++++ Task inputs
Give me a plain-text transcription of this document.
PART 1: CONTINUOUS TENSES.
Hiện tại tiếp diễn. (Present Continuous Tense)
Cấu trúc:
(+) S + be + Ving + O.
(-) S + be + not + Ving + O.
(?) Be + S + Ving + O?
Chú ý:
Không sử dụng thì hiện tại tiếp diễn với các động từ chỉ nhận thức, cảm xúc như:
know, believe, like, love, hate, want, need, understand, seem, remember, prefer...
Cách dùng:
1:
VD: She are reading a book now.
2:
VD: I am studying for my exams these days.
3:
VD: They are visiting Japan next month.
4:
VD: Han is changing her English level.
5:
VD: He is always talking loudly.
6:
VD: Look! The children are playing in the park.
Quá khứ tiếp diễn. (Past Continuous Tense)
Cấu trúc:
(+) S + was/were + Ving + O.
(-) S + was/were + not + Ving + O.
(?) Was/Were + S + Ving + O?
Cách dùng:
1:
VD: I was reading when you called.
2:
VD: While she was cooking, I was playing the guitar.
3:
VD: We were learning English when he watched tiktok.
++++++++
++++ Task inputs
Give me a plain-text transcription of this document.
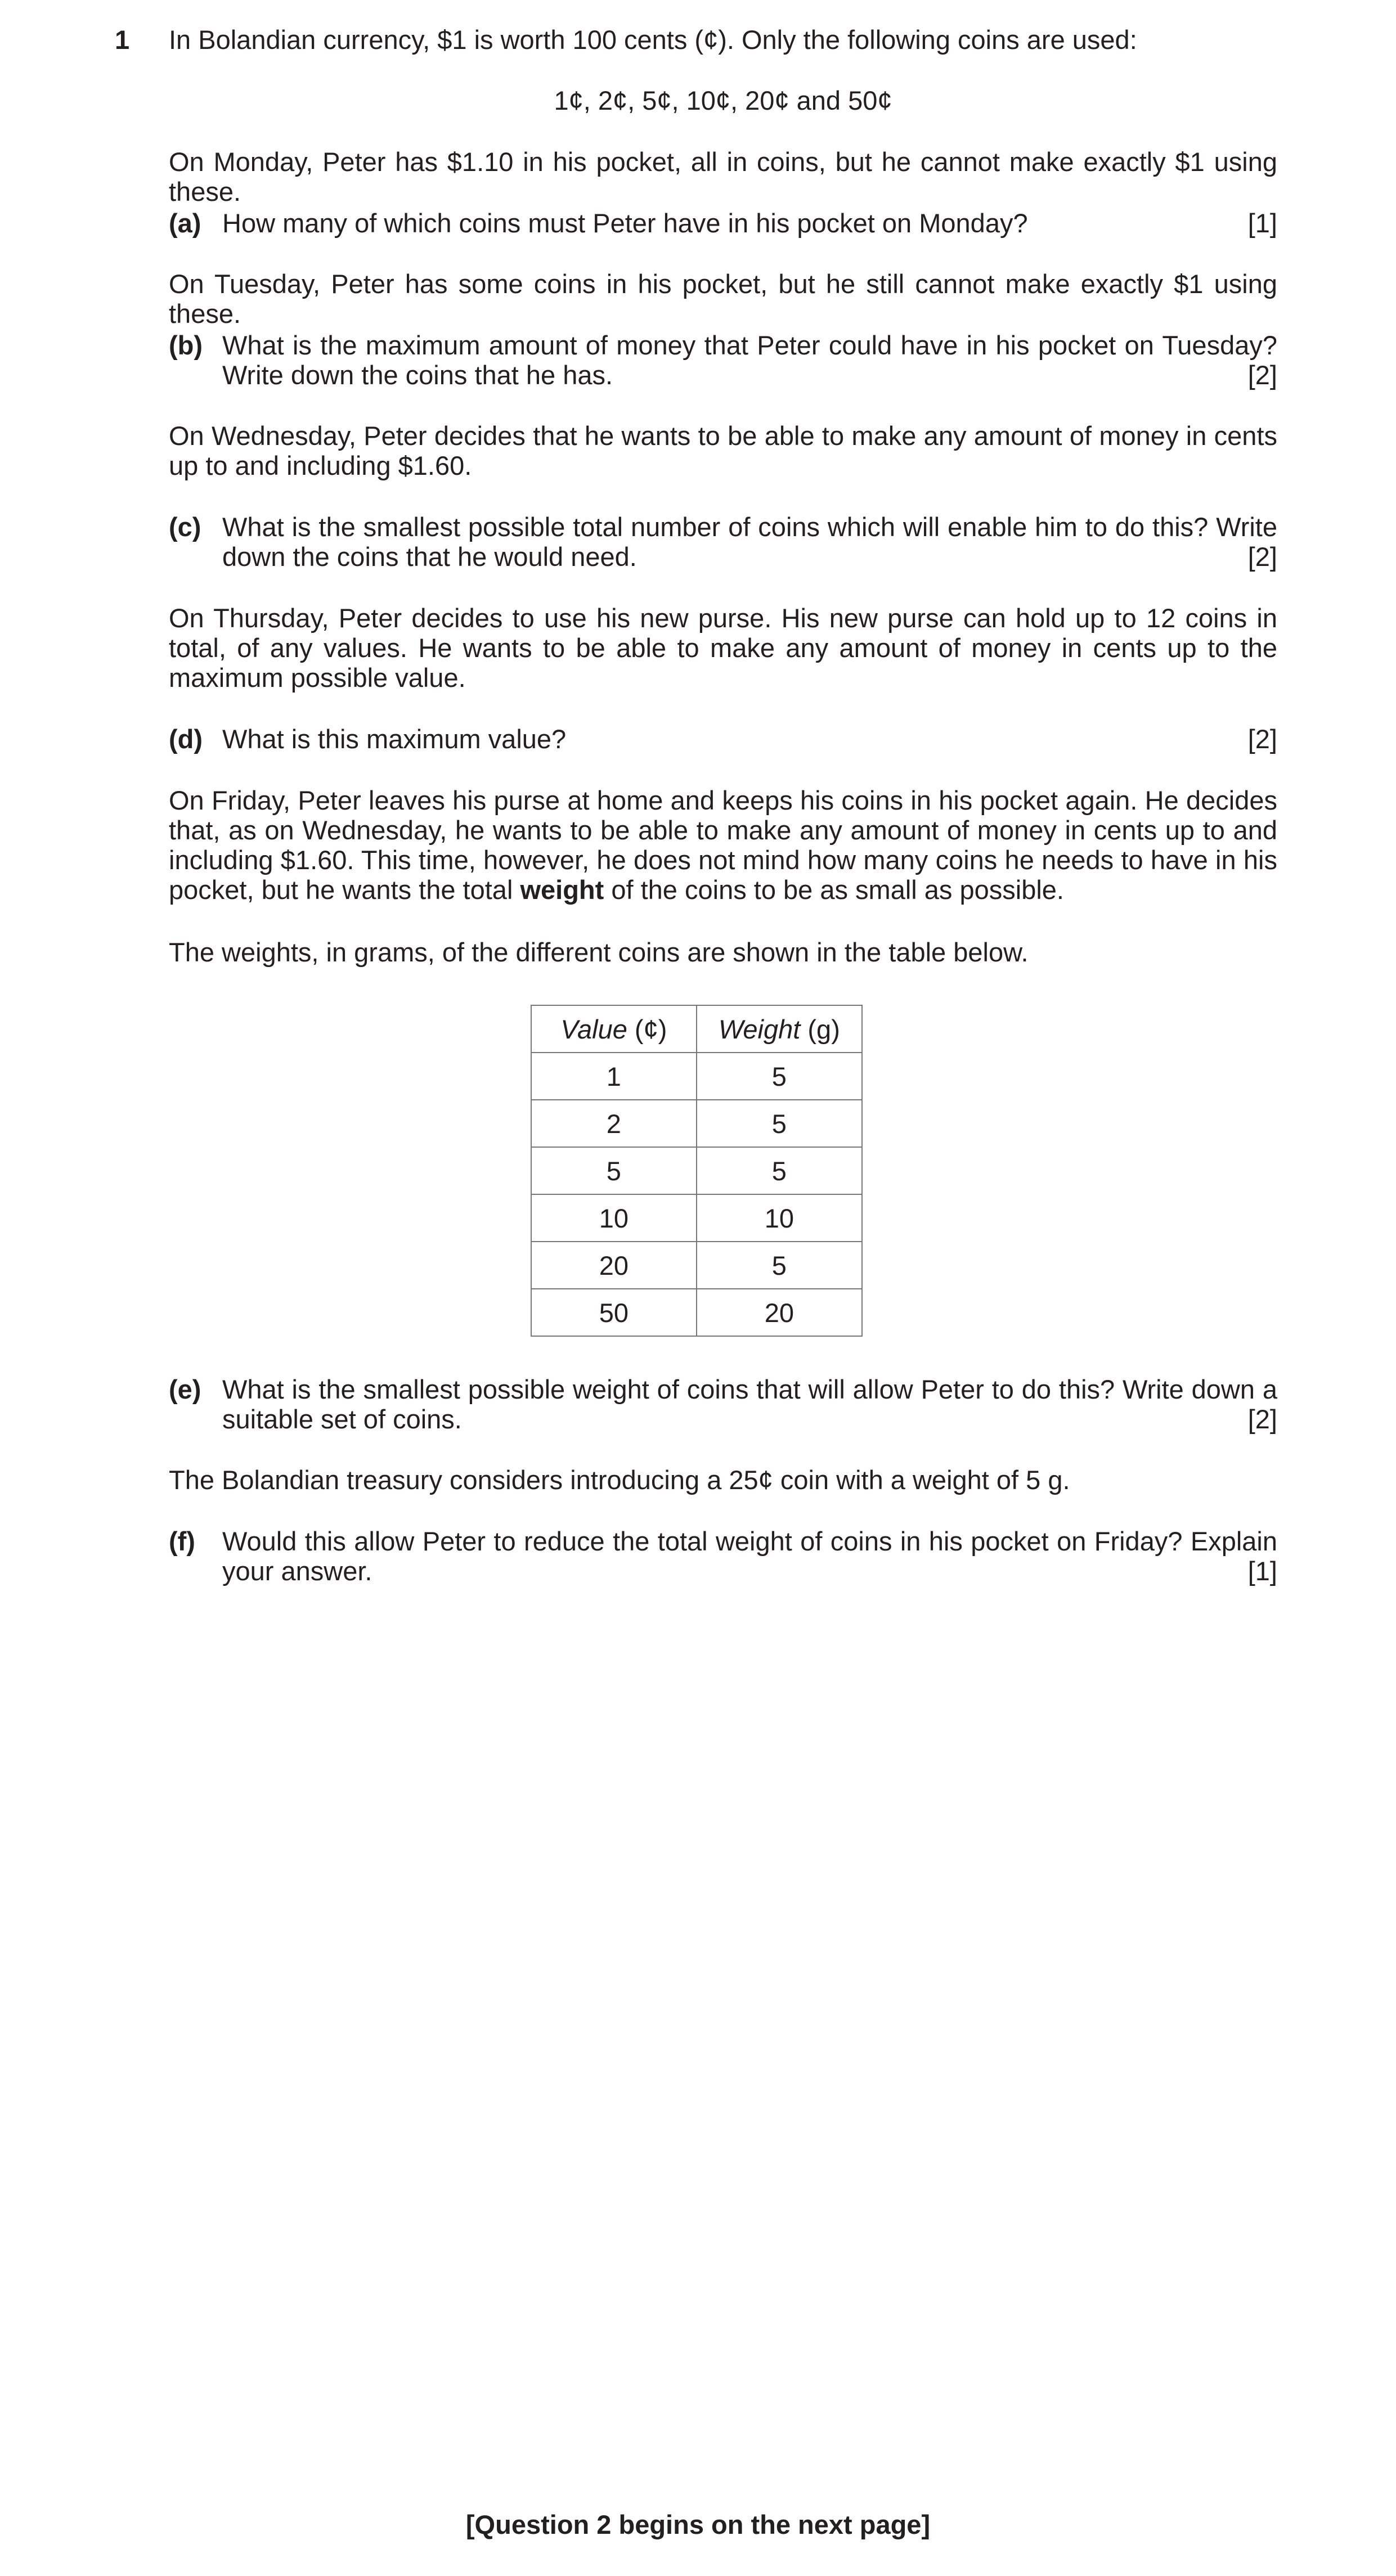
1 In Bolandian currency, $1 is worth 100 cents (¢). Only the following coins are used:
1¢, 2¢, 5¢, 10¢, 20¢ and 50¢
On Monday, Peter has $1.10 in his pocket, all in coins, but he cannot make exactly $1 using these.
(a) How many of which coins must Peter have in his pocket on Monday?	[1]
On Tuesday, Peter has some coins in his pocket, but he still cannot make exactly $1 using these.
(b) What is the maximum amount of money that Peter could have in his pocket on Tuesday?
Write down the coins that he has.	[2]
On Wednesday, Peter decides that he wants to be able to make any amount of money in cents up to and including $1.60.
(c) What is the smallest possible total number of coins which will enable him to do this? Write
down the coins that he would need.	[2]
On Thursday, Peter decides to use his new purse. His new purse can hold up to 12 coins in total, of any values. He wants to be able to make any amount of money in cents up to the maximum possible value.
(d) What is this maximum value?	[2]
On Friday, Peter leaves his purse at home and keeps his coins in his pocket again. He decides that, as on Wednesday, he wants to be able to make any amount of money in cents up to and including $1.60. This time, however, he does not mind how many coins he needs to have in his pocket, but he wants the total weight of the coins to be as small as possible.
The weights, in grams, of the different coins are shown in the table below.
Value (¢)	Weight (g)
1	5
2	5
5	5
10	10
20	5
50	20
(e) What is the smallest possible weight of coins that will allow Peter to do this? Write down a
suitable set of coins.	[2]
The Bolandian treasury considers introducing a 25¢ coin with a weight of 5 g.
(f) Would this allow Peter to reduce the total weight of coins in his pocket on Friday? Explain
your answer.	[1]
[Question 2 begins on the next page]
++++++++
◆ What is required ◆
Copy every line of the listing containing the string "allow".

◆ The reply ◆
(e) What is the smallest possible weight of coins that will allow Peter to do this? Write down a
(f) Would this allow Peter to reduce the total weight of coins in his pocket on Friday? Explain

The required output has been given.